• GIVEN TASK
Locate the lines where "color" occurs and copy them as they stand.

• EXCERPTED RECORDS

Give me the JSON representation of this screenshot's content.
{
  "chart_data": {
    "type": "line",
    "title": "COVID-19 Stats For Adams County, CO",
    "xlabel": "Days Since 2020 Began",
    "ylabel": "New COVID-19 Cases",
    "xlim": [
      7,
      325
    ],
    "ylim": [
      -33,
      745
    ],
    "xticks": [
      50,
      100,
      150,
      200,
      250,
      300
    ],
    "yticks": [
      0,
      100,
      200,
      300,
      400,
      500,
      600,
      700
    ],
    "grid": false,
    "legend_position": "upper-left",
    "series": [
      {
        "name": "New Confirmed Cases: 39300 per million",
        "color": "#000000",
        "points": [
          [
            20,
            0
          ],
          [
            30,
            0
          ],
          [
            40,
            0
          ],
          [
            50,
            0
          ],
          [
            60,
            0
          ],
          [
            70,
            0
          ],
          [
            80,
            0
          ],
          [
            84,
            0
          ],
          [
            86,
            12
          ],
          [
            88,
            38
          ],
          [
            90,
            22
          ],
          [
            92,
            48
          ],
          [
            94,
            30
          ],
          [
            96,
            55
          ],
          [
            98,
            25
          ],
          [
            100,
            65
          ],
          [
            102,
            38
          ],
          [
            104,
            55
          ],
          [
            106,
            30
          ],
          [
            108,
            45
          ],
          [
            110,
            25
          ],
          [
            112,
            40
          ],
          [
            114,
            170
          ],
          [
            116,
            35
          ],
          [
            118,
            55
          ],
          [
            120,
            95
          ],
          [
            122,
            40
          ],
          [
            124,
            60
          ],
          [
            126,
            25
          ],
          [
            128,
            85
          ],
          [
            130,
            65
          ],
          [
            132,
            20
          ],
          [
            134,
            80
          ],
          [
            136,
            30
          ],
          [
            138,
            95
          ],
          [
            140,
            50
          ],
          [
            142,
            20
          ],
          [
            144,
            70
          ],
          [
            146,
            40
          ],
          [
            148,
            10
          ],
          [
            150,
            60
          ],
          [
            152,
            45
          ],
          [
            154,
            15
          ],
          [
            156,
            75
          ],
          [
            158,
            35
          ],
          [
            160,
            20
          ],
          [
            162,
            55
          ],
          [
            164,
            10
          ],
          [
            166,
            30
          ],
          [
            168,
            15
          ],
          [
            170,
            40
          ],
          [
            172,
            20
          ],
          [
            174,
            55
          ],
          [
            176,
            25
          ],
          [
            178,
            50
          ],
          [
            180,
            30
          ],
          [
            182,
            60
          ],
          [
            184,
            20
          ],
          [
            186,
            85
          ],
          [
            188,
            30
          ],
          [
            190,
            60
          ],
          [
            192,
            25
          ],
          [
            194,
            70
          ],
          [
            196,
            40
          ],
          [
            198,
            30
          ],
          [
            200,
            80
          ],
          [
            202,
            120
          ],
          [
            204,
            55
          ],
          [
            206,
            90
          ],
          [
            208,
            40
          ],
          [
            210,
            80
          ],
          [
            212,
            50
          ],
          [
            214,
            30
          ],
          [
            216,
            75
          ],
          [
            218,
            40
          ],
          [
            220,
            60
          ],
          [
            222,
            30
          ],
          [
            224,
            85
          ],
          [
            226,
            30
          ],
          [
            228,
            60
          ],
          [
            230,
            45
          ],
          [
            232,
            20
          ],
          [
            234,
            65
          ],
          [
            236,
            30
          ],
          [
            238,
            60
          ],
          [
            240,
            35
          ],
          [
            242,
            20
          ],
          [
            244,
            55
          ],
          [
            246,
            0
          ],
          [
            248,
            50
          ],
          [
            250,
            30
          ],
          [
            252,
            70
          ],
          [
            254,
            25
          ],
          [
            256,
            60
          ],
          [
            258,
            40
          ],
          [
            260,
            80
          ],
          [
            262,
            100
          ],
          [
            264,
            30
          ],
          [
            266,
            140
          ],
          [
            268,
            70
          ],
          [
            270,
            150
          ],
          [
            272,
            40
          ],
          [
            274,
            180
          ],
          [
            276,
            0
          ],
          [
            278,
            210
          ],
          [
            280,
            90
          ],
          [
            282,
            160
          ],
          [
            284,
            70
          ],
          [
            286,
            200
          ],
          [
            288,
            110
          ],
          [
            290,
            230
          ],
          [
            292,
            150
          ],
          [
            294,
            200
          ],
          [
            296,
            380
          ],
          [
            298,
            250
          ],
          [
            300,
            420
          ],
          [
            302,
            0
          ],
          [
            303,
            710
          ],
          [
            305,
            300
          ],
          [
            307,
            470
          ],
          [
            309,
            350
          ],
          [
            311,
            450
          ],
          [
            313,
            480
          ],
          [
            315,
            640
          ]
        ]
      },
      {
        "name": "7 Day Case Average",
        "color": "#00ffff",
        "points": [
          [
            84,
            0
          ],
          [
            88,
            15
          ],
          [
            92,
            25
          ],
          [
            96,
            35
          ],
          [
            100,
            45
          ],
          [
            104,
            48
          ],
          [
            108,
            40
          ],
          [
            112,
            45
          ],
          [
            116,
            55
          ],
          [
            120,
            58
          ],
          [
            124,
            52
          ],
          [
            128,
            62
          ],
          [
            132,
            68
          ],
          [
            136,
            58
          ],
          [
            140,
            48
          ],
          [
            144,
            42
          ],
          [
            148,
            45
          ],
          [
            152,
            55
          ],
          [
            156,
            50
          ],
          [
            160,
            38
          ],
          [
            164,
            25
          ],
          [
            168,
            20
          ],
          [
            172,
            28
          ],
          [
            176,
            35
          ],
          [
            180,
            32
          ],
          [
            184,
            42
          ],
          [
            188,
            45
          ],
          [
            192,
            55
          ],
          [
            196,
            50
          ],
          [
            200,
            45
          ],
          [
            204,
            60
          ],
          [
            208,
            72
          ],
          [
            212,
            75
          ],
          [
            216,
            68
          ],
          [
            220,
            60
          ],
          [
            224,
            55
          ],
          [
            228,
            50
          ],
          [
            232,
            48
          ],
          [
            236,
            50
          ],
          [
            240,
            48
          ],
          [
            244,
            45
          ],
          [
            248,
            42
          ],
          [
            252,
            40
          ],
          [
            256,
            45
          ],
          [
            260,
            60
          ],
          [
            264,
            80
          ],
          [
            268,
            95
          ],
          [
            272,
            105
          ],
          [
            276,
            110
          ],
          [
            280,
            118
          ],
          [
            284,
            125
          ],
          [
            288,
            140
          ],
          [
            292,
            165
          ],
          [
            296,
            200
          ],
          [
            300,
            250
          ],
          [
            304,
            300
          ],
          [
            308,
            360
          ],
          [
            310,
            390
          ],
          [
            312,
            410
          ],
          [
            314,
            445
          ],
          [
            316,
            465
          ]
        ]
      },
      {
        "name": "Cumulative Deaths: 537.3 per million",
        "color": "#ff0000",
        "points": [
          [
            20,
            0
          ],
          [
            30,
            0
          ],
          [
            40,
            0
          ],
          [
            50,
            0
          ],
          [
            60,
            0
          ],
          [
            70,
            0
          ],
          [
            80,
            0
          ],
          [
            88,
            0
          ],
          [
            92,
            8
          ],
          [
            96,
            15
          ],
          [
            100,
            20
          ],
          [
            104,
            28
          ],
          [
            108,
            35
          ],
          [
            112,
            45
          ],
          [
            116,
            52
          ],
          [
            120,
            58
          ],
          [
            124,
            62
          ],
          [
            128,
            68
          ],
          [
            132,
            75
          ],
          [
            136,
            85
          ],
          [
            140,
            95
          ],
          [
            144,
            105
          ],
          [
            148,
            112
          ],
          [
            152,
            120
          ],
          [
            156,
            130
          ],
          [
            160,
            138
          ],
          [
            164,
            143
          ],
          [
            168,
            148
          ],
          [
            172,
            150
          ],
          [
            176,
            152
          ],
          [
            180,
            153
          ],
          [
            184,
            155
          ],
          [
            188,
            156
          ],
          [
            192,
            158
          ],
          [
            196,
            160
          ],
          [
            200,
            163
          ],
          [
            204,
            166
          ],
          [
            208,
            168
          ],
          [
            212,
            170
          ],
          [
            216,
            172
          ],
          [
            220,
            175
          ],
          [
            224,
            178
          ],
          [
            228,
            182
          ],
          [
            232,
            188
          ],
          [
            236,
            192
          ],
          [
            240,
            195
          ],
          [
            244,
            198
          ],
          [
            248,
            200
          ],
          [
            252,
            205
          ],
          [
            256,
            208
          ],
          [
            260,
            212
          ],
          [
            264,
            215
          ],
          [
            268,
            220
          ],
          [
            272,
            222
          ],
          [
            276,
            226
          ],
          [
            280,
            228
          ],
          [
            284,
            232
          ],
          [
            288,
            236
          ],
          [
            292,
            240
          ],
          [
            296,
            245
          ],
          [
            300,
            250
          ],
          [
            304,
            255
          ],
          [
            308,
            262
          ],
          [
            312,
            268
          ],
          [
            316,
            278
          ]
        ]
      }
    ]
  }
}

• REPLY TO THE TASK
        "color": "#000000",
        "color": "#00ffff",
        "color": "#ff0000",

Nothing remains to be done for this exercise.